Narrow the data below down to the lines containing "Clean".

--- Start Stored records ---

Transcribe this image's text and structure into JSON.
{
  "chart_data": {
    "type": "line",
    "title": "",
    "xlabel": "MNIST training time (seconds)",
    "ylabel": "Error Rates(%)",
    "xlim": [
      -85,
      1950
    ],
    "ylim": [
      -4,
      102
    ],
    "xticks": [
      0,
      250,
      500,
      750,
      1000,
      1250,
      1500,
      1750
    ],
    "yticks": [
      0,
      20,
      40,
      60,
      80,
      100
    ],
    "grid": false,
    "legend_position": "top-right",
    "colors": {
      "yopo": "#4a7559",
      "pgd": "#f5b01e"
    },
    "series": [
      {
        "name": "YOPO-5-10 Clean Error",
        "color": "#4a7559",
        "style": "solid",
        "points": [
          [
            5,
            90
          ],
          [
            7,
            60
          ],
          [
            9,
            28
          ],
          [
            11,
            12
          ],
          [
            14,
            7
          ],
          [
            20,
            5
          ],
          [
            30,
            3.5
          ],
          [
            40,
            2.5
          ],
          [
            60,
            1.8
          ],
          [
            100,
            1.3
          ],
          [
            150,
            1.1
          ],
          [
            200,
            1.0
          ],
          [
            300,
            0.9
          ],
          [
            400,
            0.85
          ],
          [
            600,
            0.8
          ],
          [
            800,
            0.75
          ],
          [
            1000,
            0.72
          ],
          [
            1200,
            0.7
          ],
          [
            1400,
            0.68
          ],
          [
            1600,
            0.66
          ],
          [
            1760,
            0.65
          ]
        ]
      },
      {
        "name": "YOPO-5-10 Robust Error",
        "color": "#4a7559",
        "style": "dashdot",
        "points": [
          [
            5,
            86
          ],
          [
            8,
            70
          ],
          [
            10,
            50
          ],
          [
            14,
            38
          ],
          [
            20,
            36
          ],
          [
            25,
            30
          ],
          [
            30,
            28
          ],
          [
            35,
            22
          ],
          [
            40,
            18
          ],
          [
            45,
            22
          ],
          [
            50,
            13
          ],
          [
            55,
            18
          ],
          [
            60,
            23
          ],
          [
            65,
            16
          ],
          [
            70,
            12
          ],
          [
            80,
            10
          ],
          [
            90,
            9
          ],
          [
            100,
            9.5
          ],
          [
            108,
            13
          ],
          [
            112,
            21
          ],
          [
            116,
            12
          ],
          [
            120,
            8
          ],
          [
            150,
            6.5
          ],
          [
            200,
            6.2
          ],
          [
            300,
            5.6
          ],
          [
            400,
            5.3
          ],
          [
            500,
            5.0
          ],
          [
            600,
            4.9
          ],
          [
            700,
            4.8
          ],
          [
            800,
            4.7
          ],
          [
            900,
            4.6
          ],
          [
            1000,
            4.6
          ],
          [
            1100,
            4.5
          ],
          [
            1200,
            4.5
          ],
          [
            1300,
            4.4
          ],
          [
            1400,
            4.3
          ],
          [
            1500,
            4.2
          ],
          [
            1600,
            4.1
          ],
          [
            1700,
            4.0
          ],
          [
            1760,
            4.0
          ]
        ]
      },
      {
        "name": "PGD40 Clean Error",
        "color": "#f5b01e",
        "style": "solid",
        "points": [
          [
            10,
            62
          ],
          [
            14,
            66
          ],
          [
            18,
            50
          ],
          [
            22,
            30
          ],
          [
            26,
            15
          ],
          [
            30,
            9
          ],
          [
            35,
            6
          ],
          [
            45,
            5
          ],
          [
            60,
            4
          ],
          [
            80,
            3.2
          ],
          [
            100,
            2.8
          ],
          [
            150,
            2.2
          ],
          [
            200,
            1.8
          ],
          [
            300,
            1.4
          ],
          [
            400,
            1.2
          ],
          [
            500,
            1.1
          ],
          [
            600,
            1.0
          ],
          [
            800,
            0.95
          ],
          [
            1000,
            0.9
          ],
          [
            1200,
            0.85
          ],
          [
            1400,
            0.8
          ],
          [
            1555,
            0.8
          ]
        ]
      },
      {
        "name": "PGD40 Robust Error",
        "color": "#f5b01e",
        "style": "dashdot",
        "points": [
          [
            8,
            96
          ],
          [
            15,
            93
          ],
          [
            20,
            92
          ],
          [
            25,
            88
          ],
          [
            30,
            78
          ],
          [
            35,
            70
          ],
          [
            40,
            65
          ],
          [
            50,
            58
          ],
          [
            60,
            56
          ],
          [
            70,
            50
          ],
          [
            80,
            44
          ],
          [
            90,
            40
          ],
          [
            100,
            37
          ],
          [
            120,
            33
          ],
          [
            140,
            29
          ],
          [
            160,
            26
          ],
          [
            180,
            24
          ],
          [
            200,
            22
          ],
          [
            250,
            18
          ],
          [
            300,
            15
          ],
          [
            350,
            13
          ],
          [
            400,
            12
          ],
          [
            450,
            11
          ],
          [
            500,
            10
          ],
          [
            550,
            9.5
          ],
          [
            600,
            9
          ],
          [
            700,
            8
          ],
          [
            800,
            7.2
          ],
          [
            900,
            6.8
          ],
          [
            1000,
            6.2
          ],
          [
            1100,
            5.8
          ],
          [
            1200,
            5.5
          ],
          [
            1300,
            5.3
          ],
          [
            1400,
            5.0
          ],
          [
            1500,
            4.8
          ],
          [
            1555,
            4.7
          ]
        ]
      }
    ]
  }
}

--- End Stored records ---

Answer in full —
        "name": "YOPO-5-10 Clean Error",
        "name": "PGD40 Clean Error",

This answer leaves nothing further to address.